▶ _Raw records_
--- START ---

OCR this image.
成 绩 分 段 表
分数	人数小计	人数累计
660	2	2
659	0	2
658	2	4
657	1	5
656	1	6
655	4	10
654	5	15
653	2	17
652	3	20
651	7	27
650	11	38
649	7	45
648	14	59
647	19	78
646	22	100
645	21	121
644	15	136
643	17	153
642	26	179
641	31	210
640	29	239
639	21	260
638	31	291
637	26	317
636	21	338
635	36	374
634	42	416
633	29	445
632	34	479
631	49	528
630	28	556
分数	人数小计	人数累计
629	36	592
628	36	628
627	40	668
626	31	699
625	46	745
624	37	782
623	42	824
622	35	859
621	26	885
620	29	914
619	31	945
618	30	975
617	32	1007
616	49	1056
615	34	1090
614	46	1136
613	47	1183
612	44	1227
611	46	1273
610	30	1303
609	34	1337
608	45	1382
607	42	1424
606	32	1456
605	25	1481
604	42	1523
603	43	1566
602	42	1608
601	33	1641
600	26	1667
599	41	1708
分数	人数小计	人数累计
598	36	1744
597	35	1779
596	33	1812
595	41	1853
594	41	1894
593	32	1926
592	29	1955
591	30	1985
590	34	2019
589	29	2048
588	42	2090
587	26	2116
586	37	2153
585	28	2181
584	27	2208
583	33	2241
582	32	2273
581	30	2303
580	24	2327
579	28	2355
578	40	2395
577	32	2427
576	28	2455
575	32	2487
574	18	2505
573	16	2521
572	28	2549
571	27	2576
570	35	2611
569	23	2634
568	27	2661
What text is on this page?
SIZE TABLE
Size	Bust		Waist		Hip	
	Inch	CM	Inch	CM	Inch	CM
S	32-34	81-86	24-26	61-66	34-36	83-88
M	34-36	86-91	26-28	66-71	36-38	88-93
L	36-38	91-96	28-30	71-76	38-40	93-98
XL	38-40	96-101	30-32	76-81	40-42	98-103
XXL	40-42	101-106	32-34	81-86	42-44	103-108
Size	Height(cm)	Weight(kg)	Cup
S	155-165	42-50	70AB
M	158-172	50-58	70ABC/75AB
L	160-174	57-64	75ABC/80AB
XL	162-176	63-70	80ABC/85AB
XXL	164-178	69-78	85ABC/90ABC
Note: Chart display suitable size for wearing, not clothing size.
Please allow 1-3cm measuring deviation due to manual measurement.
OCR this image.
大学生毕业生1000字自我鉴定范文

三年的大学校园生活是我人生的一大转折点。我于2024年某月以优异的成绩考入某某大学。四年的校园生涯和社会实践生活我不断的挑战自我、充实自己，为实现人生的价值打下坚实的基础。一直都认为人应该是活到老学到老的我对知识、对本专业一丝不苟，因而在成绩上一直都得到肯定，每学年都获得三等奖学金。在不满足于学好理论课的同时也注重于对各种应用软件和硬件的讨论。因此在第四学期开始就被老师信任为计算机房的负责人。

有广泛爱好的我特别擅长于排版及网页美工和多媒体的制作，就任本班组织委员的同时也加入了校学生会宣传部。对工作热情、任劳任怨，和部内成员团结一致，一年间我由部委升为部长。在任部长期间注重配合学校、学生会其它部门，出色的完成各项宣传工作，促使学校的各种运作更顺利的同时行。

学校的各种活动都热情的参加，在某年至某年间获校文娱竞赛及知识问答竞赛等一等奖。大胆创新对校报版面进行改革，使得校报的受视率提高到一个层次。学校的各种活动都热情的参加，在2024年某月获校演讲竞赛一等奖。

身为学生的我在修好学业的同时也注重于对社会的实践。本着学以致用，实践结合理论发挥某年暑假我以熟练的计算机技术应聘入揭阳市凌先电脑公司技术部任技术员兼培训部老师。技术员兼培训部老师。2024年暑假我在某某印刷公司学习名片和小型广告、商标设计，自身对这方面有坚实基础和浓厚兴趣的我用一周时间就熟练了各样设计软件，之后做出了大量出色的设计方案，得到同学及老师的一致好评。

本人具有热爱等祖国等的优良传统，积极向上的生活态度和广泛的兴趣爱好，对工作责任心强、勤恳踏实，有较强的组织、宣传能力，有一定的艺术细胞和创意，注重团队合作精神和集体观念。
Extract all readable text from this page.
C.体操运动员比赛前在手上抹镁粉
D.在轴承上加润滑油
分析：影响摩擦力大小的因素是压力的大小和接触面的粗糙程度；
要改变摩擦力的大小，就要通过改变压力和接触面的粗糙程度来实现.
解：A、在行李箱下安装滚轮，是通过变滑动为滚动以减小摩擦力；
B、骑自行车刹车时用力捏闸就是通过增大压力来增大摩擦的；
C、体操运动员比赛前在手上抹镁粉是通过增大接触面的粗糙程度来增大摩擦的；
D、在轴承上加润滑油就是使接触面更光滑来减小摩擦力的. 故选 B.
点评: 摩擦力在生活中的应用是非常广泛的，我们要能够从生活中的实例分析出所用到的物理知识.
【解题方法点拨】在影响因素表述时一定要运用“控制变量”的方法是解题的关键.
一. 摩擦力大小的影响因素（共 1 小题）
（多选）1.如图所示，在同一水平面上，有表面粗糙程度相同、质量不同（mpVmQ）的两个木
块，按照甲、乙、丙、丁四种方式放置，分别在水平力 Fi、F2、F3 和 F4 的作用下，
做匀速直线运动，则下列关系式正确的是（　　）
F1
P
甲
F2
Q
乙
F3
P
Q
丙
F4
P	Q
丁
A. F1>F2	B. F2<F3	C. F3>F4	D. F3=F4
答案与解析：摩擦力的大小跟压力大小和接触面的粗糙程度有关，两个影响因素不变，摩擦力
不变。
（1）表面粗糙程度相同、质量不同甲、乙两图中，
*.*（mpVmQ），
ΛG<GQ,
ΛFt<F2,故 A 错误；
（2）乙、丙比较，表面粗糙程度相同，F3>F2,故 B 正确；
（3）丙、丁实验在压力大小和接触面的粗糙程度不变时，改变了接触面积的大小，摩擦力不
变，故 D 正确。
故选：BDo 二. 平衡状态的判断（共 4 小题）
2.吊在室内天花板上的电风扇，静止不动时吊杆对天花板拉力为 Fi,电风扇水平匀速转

--- END ---

▶ _Job_
Reproduce the complete set of lines precisely as supplied.

▶ _Complete answer_
OCR this image.
成 绩 分 段 表
分数	人数小计	人数累计
660	2	2
659	0	2
658	2	4
657	1	5
656	1	6
655	4	10
654	5	15
653	2	17
652	3	20
651	7	27
650	11	38
649	7	45
648	14	59
647	19	78
646	22	100
645	21	121
644	15	136
643	17	153
642	26	179
641	31	210
640	29	239
639	21	260
638	31	291
637	26	317
636	21	338
635	36	374
634	42	416
633	29	445
632	34	479
631	49	528
630	28	556
分数	人数小计	人数累计
629	36	592
628	36	628
627	40	668
626	31	699
625	46	745
624	37	782
623	42	824
622	35	859
621	26	885
620	29	914
619	31	945
618	30	975
617	32	1007
616	49	1056
615	34	1090
614	46	1136
613	47	1183
612	44	1227
611	46	1273
610	30	1303
609	34	1337
608	45	1382
607	42	1424
606	32	1456
605	25	1481
604	42	1523
603	43	1566
602	42	1608
601	33	1641
600	26	1667
599	41	1708
分数	人数小计	人数累计
598	36	1744
597	35	1779
596	33	1812
595	41	1853
594	41	1894
593	32	1926
592	29	1955
591	30	1985
590	34	2019
589	29	2048
588	42	2090
587	26	2116
586	37	2153
585	28	2181
584	27	2208
583	33	2241
582	32	2273
581	30	2303
580	24	2327
579	28	2355
578	40	2395
577	32	2427
576	28	2455
575	32	2487
574	18	2505
573	16	2521
572	28	2549
571	27	2576
570	35	2611
569	23	2634
568	27	2661
What text is on this page?
SIZE TABLE
Size	Bust		Waist		Hip	
	Inch	CM	Inch	CM	Inch	CM
S	32-34	81-86	24-26	61-66	34-36	83-88
M	34-36	86-91	26-28	66-71	36-38	88-93
L	36-38	91-96	28-30	71-76	38-40	93-98
XL	38-40	96-101	30-32	76-81	40-42	98-103
XXL	40-42	101-106	32-34	81-86	42-44	103-108
Size	Height(cm)	Weight(kg)	Cup
S	155-165	42-50	70AB
M	158-172	50-58	70ABC/75AB
L	160-174	57-64	75ABC/80AB
XL	162-176	63-70	80ABC/85AB
XXL	164-178	69-78	85ABC/90ABC
Note: Chart display suitable size for wearing, not clothing size.
Please allow 1-3cm measuring deviation due to manual measurement.
OCR this image.
大学生毕业生1000字自我鉴定范文

三年的大学校园生活是我人生的一大转折点。我于2024年某月以优异的成绩考入某某大学。四年的校园生涯和社会实践生活我不断的挑战自我、充实自己，为实现人生的价值打下坚实的基础。一直都认为人应该是活到老学到老的我对知识、对本专业一丝不苟，因而在成绩上一直都得到肯定，每学年都获得三等奖学金。在不满足于学好理论课的同时也注重于对各种应用软件和硬件的讨论。因此在第四学期开始就被老师信任为计算机房的负责人。

有广泛爱好的我特别擅长于排版及网页美工和多媒体的制作，就任本班组织委员的同时也加入了校学生会宣传部。对工作热情、任劳任怨，和部内成员团结一致，一年间我由部委升为部长。在任部长期间注重配合学校、学生会其它部门，出色的完成各项宣传工作，促使学校的各种运作更顺利的同时行。

学校的各种活动都热情的参加，在某年至某年间获校文娱竞赛及知识问答竞赛等一等奖。大胆创新对校报版面进行改革，使得校报的受视率提高到一个层次。学校的各种活动都热情的参加，在2024年某月获校演讲竞赛一等奖。

身为学生的我在修好学业的同时也注重于对社会的实践。本着学以致用，实践结合理论发挥某年暑假我以熟练的计算机技术应聘入揭阳市凌先电脑公司技术部任技术员兼培训部老师。技术员兼培训部老师。2024年暑假我在某某印刷公司学习名片和小型广告、商标设计，自身对这方面有坚实基础和浓厚兴趣的我用一周时间就熟练了各样设计软件，之后做出了大量出色的设计方案，得到同学及老师的一致好评。

本人具有热爱等祖国等的优良传统，积极向上的生活态度和广泛的兴趣爱好，对工作责任心强、勤恳踏实，有较强的组织、宣传能力，有一定的艺术细胞和创意，注重团队合作精神和集体观念。
Extract all readable text from this page.
C.体操运动员比赛前在手上抹镁粉
D.在轴承上加润滑油
分析：影响摩擦力大小的因素是压力的大小和接触面的粗糙程度；
要改变摩擦力的大小，就要通过改变压力和接触面的粗糙程度来实现.
解：A、在行李箱下安装滚轮，是通过变滑动为滚动以减小摩擦力；
B、骑自行车刹车时用力捏闸就是通过增大压力来增大摩擦的；
C、体操运动员比赛前在手上抹镁粉是通过增大接触面的粗糙程度来增大摩擦的；
D、在轴承上加润滑油就是使接触面更光滑来减小摩擦力的. 故选 B.
点评: 摩擦力在生活中的应用是非常广泛的，我们要能够从生活中的实例分析出所用到的物理知识.
【解题方法点拨】在影响因素表述时一定要运用“控制变量”的方法是解题的关键.
一. 摩擦力大小的影响因素（共 1 小题）
（多选）1.如图所示，在同一水平面上，有表面粗糙程度相同、质量不同（mpVmQ）的两个木
块，按照甲、乙、丙、丁四种方式放置，分别在水平力 Fi、F2、F3 和 F4 的作用下，
做匀速直线运动，则下列关系式正确的是（　　）
F1
P
甲
F2
Q
乙
F3
P
Q
丙
F4
P	Q
丁
A. F1>F2	B. F2<F3	C. F3>F4	D. F3=F4
答案与解析：摩擦力的大小跟压力大小和接触面的粗糙程度有关，两个影响因素不变，摩擦力
不变。
（1）表面粗糙程度相同、质量不同甲、乙两图中，
*.*（mpVmQ），
ΛG<GQ,
ΛFt<F2,故 A 错误；
（2）乙、丙比较，表面粗糙程度相同，F3>F2,故 B 正确；
（3）丙、丁实验在压力大小和接触面的粗糙程度不变时，改变了接触面积的大小，摩擦力不
变，故 D 正确。
故选：BDo 二. 平衡状态的判断（共 4 小题）
2.吊在室内天花板上的电风扇，静止不动时吊杆对天花板拉力为 Fi,电风扇水平匀速转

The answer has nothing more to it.